**** DATASET EXTRACT ****

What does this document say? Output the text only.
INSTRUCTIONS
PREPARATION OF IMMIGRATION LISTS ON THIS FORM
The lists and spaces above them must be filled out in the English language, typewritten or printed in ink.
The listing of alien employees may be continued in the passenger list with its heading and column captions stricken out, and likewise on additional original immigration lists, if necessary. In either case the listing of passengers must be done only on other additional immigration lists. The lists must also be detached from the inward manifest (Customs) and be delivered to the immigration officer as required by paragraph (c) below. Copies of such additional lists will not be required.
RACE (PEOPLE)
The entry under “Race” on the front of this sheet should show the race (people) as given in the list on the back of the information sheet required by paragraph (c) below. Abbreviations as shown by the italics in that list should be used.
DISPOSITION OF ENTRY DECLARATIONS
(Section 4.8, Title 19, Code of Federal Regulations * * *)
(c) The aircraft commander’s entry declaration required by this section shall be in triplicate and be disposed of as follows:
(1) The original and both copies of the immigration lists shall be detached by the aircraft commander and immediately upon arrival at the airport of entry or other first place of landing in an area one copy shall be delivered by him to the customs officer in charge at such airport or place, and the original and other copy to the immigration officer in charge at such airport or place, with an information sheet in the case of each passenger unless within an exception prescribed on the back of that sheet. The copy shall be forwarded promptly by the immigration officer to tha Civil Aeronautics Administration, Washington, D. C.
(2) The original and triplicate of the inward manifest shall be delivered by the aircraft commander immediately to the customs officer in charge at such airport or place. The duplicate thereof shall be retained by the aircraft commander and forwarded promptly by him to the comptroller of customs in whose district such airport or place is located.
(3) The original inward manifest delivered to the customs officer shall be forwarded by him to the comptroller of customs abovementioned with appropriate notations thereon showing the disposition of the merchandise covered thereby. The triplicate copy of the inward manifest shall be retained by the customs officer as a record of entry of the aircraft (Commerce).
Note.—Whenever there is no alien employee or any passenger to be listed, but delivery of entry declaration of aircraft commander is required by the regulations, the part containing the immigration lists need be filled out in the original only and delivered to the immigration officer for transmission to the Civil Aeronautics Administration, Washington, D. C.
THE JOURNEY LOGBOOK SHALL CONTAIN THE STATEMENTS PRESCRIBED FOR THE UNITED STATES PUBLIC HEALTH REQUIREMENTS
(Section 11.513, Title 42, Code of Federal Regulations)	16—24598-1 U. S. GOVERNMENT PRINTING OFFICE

****

WHAT YOU SHOULD DO — Quote all the records. Keep every word exact.

FULL SOLUTION —
What does this document say? Output the text only.
INSTRUCTIONS
PREPARATION OF IMMIGRATION LISTS ON THIS FORM
The lists and spaces above them must be filled out in the English language, typewritten or printed in ink.
The listing of alien employees may be continued in the passenger list with its heading and column captions stricken out, and likewise on additional original immigration lists, if necessary. In either case the listing of passengers must be done only on other additional immigration lists. The lists must also be detached from the inward manifest (Customs) and be delivered to the immigration officer as required by paragraph (c) below. Copies of such additional lists will not be required.
RACE (PEOPLE)
The entry under “Race” on the front of this sheet should show the race (people) as given in the list on the back of the information sheet required by paragraph (c) below. Abbreviations as shown by the italics in that list should be used.
DISPOSITION OF ENTRY DECLARATIONS
(Section 4.8, Title 19, Code of Federal Regulations * * *)
(c) The aircraft commander’s entry declaration required by this section shall be in triplicate and be disposed of as follows:
(1) The original and both copies of the immigration lists shall be detached by the aircraft commander and immediately upon arrival at the airport of entry or other first place of landing in an area one copy shall be delivered by him to the customs officer in charge at such airport or place, and the original and other copy to the immigration officer in charge at such airport or place, with an information sheet in the case of each passenger unless within an exception prescribed on the back of that sheet. The copy shall be forwarded promptly by the immigration officer to tha Civil Aeronautics Administration, Washington, D. C.
(2) The original and triplicate of the inward manifest shall be delivered by the aircraft commander immediately to the customs officer in charge at such airport or place. The duplicate thereof shall be retained by the aircraft commander and forwarded promptly by him to the comptroller of customs in whose district such airport or place is located.
(3) The original inward manifest delivered to the customs officer shall be forwarded by him to the comptroller of customs abovementioned with appropriate notations thereon showing the disposition of the merchandise covered thereby. The triplicate copy of the inward manifest shall be retained by the customs officer as a record of entry of the aircraft (Commerce).
Note.—Whenever there is no alien employee or any passenger to be listed, but delivery of entry declaration of aircraft commander is required by the regulations, the part containing the immigration lists need be filled out in the original only and delivered to the immigration officer for transmission to the Civil Aeronautics Administration, Washington, D. C.
THE JOURNEY LOGBOOK SHALL CONTAIN THE STATEMENTS PRESCRIBED FOR THE UNITED STATES PUBLIC HEALTH REQUIREMENTS
(Section 11.513, Title 42, Code of Federal Regulations)	16—24598-1 U. S. GOVERNMENT PRINTING OFFICE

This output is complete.